- [Required task] Make a tally of the lines in the records that include the string "Isolation", and give only that number.

- [Records supplied]
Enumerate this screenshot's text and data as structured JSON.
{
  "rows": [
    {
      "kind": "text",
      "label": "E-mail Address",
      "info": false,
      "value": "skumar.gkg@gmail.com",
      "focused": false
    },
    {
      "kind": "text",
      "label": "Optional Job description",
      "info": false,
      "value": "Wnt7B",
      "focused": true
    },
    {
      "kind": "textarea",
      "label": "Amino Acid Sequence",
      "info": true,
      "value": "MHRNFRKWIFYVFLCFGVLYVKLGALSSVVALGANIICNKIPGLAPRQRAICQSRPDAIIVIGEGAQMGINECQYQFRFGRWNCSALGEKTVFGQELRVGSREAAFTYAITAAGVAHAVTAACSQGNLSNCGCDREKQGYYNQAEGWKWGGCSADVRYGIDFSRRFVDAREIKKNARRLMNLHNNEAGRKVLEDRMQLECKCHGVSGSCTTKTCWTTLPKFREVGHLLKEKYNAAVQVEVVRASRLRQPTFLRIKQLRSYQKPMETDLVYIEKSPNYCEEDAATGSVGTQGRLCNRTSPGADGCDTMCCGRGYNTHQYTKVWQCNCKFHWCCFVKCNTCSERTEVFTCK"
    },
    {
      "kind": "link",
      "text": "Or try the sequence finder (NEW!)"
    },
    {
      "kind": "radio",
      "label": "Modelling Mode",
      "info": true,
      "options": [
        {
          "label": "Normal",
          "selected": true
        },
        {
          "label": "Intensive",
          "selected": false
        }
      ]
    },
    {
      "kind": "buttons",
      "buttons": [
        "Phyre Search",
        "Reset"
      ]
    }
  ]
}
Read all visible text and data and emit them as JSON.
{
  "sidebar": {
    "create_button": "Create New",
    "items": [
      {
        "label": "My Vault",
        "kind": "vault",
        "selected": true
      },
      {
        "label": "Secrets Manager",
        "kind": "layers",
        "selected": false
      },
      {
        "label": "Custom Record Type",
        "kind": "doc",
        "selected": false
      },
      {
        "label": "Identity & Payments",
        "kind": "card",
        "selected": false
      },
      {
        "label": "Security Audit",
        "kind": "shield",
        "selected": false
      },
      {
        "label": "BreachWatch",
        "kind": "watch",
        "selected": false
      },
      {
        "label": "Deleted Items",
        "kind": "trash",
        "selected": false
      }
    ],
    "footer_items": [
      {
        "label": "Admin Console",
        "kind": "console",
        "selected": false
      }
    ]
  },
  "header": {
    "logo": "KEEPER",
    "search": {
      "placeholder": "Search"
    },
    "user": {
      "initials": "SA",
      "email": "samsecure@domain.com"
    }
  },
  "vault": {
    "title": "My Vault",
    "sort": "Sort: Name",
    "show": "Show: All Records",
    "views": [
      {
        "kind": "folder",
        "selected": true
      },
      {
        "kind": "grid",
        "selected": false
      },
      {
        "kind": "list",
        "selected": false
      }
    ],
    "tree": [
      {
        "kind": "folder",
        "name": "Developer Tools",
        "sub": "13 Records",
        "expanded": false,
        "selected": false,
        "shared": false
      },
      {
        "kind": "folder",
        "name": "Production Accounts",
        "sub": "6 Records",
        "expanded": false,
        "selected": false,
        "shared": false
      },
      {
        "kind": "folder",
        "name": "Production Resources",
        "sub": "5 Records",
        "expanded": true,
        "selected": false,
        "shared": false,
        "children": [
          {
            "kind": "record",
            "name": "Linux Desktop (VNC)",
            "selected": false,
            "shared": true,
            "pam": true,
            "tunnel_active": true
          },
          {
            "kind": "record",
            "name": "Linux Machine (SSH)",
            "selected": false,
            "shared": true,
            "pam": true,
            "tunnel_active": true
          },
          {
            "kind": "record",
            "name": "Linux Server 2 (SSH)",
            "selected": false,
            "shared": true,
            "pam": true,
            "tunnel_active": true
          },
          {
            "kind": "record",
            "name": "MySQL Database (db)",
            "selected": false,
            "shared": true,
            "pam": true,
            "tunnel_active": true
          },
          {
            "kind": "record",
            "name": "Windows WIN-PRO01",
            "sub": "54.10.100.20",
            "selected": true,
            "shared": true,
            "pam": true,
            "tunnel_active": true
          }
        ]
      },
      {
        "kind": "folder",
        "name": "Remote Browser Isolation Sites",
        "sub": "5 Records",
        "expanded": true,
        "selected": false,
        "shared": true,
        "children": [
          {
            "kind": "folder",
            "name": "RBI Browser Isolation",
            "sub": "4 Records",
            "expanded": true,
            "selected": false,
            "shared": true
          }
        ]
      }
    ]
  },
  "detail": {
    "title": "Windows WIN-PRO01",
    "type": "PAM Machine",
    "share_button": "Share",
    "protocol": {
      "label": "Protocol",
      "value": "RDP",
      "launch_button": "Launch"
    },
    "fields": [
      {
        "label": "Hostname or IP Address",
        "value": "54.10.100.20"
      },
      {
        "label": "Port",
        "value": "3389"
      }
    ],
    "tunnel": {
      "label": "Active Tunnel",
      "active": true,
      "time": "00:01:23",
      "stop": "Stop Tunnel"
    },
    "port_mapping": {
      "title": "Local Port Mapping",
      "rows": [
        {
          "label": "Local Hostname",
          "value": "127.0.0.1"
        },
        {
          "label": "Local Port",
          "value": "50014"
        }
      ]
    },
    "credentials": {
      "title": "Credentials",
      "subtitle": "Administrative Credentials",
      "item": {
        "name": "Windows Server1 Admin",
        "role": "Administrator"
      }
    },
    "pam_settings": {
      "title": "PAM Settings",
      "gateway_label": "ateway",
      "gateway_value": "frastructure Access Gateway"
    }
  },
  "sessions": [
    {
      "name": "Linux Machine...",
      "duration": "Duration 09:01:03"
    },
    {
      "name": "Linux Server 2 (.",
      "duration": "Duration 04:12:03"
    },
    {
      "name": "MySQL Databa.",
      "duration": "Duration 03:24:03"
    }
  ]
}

- [Written answer] 2